Stored entries:
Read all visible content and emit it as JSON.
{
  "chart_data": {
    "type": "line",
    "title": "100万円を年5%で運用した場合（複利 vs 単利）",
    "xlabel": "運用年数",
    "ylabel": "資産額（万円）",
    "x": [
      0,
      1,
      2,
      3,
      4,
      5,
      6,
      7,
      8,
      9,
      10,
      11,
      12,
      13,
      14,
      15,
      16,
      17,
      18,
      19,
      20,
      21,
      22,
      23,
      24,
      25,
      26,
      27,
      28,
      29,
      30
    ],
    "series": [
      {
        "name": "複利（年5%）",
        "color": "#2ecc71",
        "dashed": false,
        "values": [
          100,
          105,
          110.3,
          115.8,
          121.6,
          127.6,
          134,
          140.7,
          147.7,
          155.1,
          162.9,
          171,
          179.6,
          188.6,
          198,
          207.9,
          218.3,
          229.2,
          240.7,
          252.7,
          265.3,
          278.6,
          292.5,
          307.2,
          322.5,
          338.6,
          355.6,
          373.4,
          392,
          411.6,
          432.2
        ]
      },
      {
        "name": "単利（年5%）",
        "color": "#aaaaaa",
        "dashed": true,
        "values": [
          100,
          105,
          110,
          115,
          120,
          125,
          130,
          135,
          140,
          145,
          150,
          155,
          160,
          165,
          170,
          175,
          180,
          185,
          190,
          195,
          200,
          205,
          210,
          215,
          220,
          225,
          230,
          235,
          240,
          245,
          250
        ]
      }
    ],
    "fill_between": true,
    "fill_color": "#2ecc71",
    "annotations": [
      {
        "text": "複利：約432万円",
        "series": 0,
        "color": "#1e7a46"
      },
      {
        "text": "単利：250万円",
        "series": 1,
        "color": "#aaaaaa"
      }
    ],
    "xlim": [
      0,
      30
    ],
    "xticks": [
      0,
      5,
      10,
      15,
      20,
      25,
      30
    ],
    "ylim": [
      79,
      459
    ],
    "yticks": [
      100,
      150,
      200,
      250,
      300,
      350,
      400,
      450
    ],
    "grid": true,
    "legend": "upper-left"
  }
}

| What the task requires |
Reproduce all of the records exactly.

| Solved problem |
Read all visible content and emit it as JSON.
{
  "chart_data": {
    "type": "line",
    "title": "100万円を年5%で運用した場合（複利 vs 単利）",
    "xlabel": "運用年数",
    "ylabel": "資産額（万円）",
    "x": [
      0,
      1,
      2,
      3,
      4,
      5,
      6,
      7,
      8,
      9,
      10,
      11,
      12,
      13,
      14,
      15,
      16,
      17,
      18,
      19,
      20,
      21,
      22,
      23,
      24,
      25,
      26,
      27,
      28,
      29,
      30
    ],
    "series": [
      {
        "name": "複利（年5%）",
        "color": "#2ecc71",
        "dashed": false,
        "values": [
          100,
          105,
          110.3,
          115.8,
          121.6,
          127.6,
          134,
          140.7,
          147.7,
          155.1,
          162.9,
          171,
          179.6,
          188.6,
          198,
          207.9,
          218.3,
          229.2,
          240.7,
          252.7,
          265.3,
          278.6,
          292.5,
          307.2,
          322.5,
          338.6,
          355.6,
          373.4,
          392,
          411.6,
          432.2
        ]
      },
      {
        "name": "単利（年5%）",
        "color": "#aaaaaa",
        "dashed": true,
        "values": [
          100,
          105,
          110,
          115,
          120,
          125,
          130,
          135,
          140,
          145,
          150,
          155,
          160,
          165,
          170,
          175,
          180,
          185,
          190,
          195,
          200,
          205,
          210,
          215,
          220,
          225,
          230,
          235,
          240,
          245,
          250
        ]
      }
    ],
    "fill_between": true,
    "fill_color": "#2ecc71",
    "annotations": [
      {
        "text": "複利：約432万円",
        "series": 0,
        "color": "#1e7a46"
      },
      {
        "text": "単利：250万円",
        "series": 1,
        "color": "#aaaaaa"
      }
    ],
    "xlim": [
      0,
      30
    ],
    "xticks": [
      0,
      5,
      10,
      15,
      20,
      25,
      30
    ],
    "ylim": [
      79,
      459
    ],
    "yticks": [
      100,
      150,
      200,
      250,
      300,
      350,
      400,
      450
    ],
    "grid": true,
    "legend": "upper-left"
  }
}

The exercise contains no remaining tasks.